(Recorded data)
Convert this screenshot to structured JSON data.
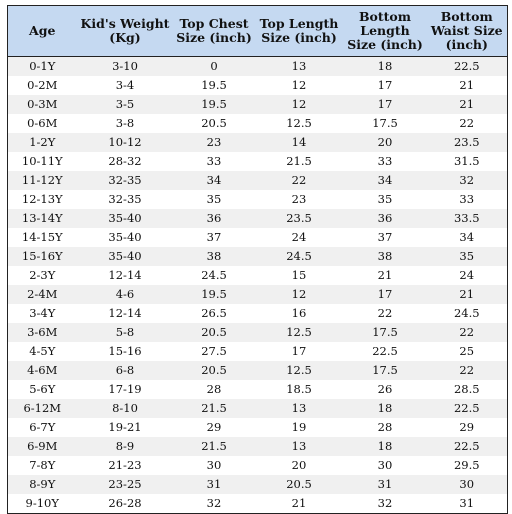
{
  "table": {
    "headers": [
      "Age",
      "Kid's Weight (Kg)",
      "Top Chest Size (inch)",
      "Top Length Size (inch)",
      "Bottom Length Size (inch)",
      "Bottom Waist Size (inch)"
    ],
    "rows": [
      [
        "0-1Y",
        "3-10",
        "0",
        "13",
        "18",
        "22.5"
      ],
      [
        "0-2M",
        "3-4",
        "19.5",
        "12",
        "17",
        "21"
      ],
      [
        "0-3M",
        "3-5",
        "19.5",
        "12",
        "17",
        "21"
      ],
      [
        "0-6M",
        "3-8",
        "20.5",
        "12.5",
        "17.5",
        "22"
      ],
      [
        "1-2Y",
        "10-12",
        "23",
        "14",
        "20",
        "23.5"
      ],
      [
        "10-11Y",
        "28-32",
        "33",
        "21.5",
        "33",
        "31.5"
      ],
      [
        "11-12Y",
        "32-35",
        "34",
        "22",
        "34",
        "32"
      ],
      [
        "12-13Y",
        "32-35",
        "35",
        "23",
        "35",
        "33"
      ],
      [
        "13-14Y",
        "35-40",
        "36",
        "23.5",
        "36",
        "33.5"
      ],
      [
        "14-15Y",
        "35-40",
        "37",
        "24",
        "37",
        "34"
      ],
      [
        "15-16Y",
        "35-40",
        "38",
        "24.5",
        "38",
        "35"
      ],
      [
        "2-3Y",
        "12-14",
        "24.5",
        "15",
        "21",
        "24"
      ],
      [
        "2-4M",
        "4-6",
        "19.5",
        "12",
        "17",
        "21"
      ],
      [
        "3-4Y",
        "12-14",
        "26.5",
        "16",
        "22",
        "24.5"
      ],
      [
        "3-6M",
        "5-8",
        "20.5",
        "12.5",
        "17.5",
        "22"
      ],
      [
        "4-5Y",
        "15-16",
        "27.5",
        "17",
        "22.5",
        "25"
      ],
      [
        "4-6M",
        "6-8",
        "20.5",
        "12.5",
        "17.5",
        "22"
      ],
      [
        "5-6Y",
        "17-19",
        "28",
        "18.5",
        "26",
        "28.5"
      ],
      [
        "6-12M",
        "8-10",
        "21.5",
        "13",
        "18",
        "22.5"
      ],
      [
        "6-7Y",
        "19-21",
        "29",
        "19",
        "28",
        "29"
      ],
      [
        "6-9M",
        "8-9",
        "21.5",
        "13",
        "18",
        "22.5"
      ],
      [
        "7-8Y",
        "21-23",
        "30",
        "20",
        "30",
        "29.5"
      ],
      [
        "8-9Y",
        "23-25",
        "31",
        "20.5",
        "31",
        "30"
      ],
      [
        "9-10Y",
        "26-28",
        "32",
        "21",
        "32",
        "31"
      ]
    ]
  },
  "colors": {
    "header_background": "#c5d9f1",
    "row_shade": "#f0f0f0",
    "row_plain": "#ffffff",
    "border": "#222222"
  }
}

* * *

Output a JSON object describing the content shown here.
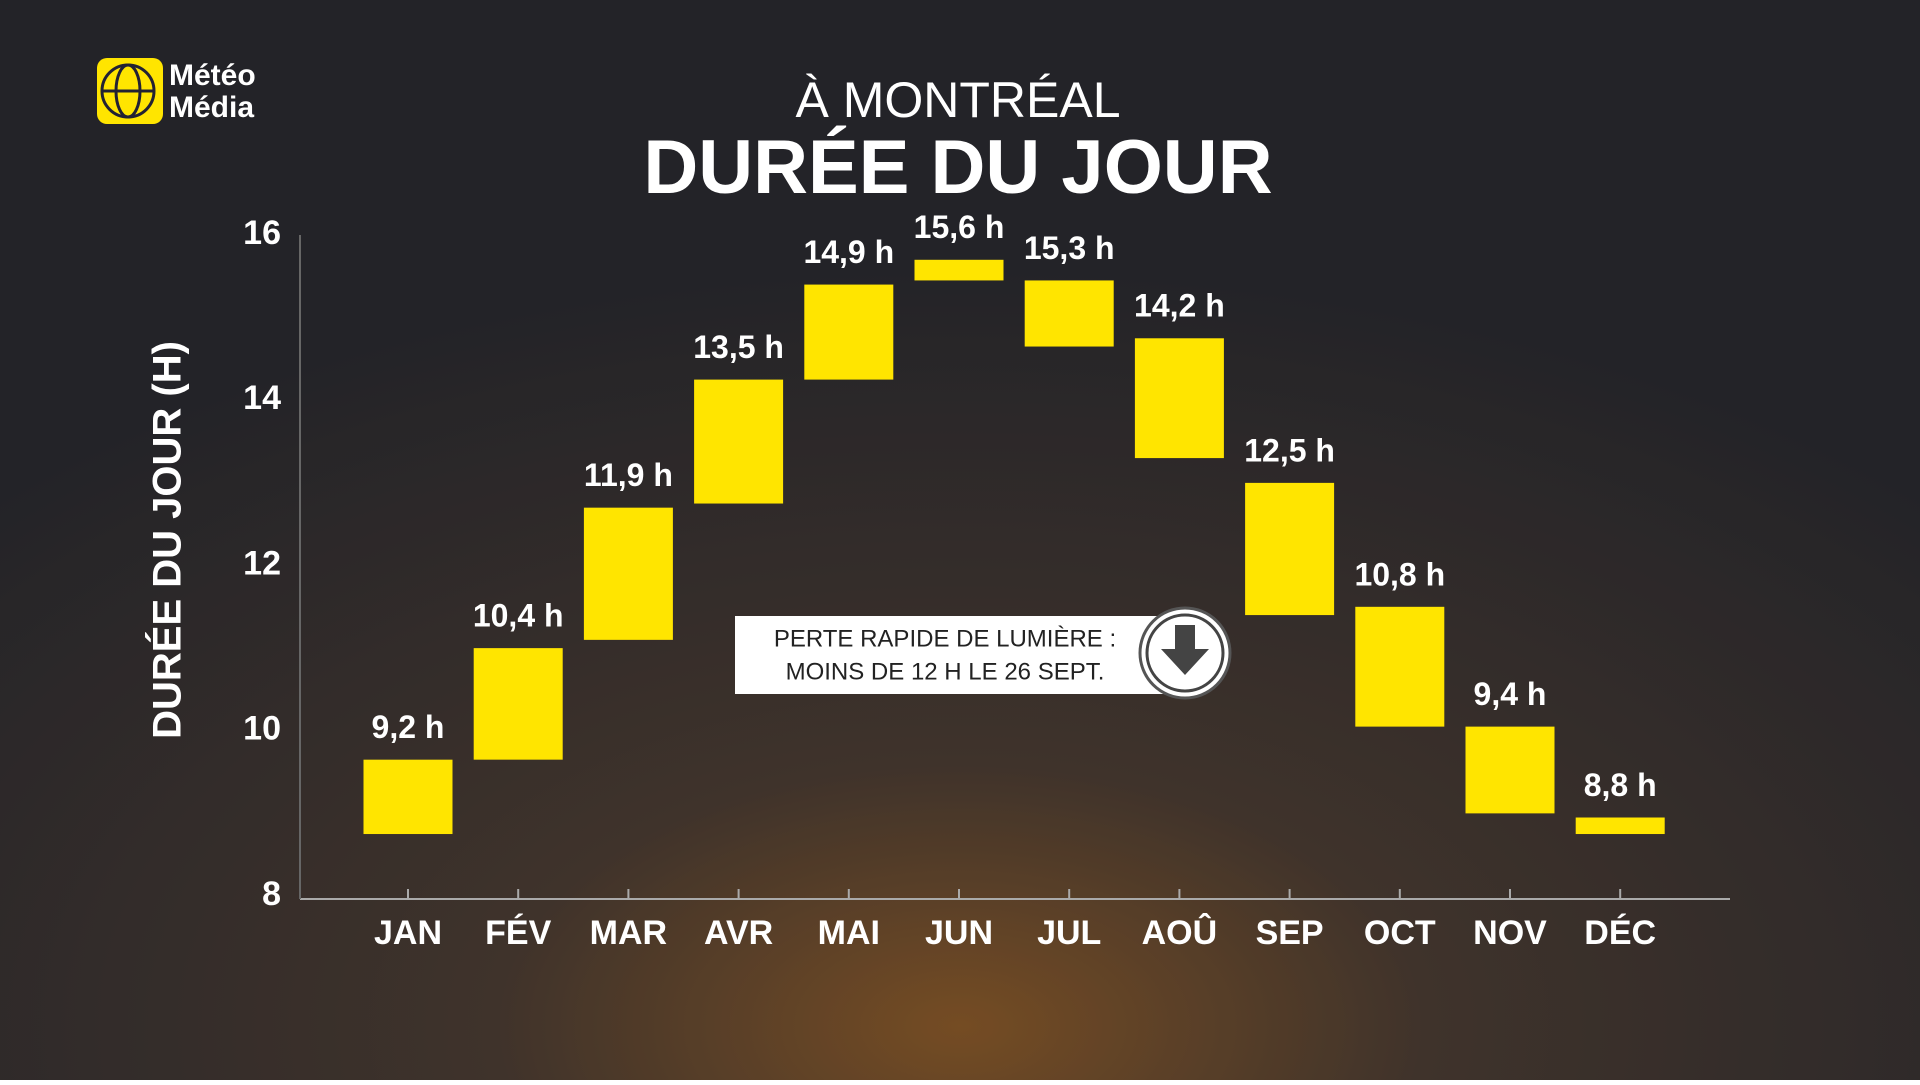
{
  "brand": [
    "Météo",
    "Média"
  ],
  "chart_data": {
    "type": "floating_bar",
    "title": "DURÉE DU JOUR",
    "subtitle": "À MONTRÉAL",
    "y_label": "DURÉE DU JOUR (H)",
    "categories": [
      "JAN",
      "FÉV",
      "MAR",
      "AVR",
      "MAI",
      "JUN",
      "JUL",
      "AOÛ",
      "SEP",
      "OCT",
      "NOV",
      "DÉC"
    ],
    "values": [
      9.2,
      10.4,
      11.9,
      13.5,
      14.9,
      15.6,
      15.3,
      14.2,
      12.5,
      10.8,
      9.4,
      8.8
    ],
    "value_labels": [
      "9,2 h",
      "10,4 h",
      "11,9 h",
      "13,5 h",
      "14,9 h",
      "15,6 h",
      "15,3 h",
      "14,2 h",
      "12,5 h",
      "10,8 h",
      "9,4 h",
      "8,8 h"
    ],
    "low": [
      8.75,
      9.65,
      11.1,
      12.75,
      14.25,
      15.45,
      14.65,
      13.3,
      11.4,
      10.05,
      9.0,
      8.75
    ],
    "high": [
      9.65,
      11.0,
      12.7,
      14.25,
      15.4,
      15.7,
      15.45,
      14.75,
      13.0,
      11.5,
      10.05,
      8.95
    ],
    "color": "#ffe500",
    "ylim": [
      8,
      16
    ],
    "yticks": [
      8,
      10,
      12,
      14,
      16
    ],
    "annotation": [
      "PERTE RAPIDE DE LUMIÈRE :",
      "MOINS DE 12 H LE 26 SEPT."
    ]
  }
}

* * *

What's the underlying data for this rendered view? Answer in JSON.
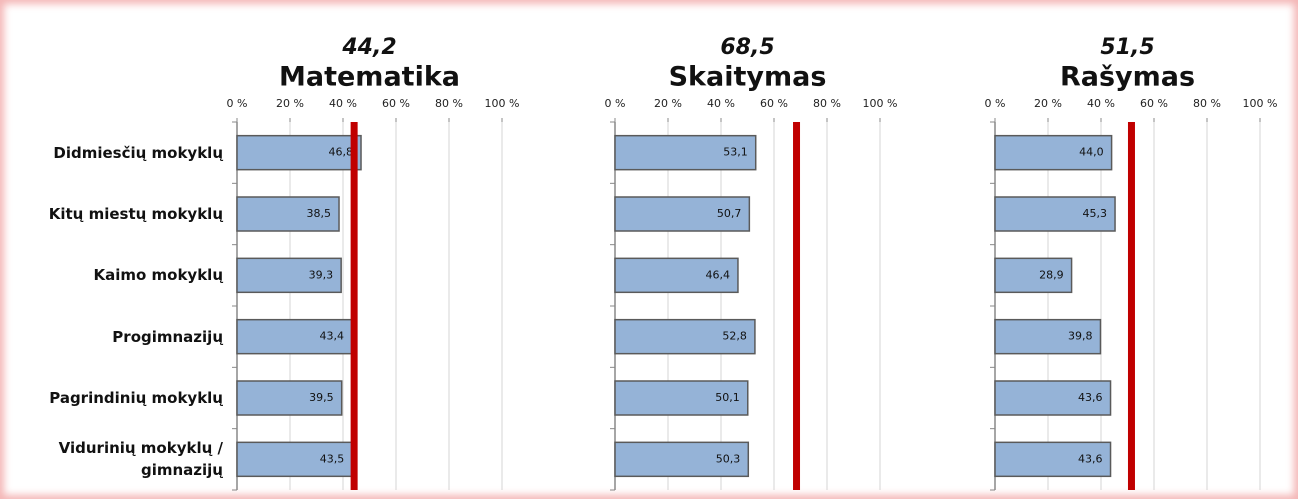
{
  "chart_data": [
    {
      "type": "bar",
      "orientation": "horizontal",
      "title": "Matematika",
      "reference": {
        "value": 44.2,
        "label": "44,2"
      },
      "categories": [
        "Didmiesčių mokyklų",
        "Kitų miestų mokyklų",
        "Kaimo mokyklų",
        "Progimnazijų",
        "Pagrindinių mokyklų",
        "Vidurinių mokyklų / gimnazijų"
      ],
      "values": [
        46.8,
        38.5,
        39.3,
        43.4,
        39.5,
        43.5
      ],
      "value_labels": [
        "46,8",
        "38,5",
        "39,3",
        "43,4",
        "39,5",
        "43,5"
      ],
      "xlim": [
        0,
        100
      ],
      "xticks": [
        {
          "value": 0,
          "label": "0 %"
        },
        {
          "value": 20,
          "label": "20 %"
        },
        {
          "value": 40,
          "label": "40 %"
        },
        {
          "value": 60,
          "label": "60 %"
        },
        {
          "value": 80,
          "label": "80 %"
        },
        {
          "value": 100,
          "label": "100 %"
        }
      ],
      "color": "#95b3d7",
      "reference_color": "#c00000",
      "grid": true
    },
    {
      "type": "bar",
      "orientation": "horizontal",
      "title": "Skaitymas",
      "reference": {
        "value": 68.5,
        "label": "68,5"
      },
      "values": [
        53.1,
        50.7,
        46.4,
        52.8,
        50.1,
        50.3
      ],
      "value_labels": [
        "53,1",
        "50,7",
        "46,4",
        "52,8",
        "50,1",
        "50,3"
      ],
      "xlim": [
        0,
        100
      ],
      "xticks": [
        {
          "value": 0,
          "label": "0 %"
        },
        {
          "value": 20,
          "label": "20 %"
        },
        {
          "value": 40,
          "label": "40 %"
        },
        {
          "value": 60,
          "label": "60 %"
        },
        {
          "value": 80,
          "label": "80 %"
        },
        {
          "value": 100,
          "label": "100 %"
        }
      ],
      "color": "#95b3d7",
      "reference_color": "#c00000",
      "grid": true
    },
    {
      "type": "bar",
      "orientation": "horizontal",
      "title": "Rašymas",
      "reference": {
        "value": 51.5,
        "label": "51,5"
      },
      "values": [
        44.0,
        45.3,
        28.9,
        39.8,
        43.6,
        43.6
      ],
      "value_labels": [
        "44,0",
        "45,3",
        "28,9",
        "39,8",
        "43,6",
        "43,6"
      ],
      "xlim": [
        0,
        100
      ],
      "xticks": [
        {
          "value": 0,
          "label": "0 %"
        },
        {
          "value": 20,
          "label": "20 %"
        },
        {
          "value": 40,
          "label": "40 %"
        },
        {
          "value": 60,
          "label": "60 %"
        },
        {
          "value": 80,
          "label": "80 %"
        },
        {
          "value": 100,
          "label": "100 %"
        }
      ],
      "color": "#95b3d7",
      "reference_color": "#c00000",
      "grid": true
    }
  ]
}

EXERCISE DESCRIPTION | Pick out every line holding the string "DURÉE" and return it.

ANSWER IN FULL |
    "title": "DURÉE DU JOUR",
    "y_label": "DURÉE DU JOUR (H)",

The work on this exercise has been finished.